— Start ENTRIES —
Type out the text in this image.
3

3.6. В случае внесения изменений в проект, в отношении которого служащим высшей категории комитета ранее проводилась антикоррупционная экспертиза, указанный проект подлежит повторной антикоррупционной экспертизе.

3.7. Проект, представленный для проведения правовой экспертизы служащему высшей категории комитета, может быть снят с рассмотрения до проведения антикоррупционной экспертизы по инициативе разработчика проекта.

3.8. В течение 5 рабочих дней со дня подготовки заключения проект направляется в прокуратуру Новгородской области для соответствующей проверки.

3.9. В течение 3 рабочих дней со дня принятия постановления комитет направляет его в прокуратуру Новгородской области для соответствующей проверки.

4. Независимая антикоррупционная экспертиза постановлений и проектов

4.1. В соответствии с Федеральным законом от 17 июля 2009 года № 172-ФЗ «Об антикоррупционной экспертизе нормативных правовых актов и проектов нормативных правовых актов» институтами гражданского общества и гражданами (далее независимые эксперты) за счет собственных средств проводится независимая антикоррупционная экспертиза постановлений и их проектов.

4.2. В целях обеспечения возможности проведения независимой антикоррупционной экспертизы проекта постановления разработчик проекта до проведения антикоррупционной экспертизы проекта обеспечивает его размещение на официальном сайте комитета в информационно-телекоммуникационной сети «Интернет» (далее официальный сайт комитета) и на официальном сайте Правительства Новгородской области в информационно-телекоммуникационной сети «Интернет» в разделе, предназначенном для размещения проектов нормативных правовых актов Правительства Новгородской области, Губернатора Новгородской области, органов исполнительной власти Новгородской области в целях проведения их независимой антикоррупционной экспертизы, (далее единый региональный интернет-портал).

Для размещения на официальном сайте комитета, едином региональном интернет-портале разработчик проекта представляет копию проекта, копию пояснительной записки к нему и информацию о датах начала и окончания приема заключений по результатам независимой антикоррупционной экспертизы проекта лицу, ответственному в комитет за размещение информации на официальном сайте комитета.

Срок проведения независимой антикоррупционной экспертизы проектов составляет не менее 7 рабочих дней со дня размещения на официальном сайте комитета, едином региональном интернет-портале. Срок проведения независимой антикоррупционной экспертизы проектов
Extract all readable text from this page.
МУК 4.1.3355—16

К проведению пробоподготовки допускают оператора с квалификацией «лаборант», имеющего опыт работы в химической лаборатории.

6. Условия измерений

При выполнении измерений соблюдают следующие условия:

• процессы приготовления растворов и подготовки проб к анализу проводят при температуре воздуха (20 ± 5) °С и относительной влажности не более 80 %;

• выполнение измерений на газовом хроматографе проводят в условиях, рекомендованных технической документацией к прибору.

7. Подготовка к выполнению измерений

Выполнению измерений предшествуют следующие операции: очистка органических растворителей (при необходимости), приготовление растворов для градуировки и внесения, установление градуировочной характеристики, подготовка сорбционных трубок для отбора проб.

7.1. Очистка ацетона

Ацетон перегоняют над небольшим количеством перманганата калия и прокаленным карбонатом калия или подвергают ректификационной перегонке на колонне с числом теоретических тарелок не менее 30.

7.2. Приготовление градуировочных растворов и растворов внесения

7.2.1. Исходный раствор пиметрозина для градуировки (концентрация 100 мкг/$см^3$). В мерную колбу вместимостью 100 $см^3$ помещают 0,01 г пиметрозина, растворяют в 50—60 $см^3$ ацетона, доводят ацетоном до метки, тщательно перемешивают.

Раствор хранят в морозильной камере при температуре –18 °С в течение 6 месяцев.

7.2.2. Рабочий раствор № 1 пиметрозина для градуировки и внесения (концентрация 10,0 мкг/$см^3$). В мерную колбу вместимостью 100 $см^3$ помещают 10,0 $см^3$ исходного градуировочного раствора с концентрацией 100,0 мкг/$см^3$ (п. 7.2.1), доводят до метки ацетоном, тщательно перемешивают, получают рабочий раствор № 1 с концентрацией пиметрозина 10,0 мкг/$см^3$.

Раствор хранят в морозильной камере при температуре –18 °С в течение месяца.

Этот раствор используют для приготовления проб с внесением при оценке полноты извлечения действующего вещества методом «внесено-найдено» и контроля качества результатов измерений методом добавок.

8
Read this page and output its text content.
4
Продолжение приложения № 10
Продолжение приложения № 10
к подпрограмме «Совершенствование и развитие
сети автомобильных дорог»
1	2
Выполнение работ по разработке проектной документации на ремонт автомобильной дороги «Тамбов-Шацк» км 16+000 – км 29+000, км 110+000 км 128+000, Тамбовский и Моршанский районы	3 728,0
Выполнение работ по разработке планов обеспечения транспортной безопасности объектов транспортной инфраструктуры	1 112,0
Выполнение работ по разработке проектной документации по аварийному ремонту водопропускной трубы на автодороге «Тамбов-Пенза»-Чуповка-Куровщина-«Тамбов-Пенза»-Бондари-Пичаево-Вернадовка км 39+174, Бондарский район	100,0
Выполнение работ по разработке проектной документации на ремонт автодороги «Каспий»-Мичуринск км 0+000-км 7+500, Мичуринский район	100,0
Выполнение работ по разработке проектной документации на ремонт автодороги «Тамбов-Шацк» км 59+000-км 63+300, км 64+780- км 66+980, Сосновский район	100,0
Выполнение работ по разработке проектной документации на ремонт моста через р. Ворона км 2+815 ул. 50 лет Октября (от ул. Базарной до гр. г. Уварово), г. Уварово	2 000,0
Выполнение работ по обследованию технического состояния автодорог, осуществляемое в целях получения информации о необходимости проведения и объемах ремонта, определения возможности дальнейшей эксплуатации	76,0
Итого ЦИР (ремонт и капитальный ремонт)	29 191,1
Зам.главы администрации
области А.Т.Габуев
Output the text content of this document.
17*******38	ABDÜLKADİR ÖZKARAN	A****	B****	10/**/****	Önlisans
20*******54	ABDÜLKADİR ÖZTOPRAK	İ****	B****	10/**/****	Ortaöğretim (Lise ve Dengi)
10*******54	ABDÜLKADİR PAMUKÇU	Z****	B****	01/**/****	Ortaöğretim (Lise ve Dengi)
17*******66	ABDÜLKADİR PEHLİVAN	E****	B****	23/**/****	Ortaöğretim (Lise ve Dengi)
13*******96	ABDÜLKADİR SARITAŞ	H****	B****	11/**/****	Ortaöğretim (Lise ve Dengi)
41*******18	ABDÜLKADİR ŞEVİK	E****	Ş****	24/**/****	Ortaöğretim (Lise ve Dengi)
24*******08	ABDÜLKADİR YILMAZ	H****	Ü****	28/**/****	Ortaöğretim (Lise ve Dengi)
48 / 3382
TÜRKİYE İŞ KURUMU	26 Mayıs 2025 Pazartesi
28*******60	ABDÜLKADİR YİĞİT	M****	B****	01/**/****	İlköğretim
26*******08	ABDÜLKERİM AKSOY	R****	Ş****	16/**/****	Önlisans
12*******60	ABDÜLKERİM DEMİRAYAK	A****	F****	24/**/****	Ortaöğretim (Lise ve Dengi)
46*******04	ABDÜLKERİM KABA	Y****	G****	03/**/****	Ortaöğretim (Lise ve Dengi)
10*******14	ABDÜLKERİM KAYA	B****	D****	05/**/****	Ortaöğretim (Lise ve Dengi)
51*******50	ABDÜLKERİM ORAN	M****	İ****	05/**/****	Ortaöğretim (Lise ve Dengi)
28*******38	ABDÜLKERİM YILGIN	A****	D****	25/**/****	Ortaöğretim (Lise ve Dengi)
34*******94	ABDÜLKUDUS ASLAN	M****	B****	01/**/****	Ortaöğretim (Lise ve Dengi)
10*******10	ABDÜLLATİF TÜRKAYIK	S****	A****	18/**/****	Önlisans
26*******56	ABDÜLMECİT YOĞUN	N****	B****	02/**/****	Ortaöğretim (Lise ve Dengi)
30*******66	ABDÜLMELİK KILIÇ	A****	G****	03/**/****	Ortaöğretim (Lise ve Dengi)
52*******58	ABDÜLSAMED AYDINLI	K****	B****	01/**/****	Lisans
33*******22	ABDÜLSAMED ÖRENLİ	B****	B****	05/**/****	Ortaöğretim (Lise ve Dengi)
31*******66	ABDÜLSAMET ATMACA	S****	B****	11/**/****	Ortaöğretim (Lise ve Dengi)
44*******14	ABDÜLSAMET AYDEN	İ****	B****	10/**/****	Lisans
— End ENTRIES —
Determine how many lines of the listing above hold the word "дней". Report that number without anything else.

• **RESPONSE TO THIS EXERCISE**:
3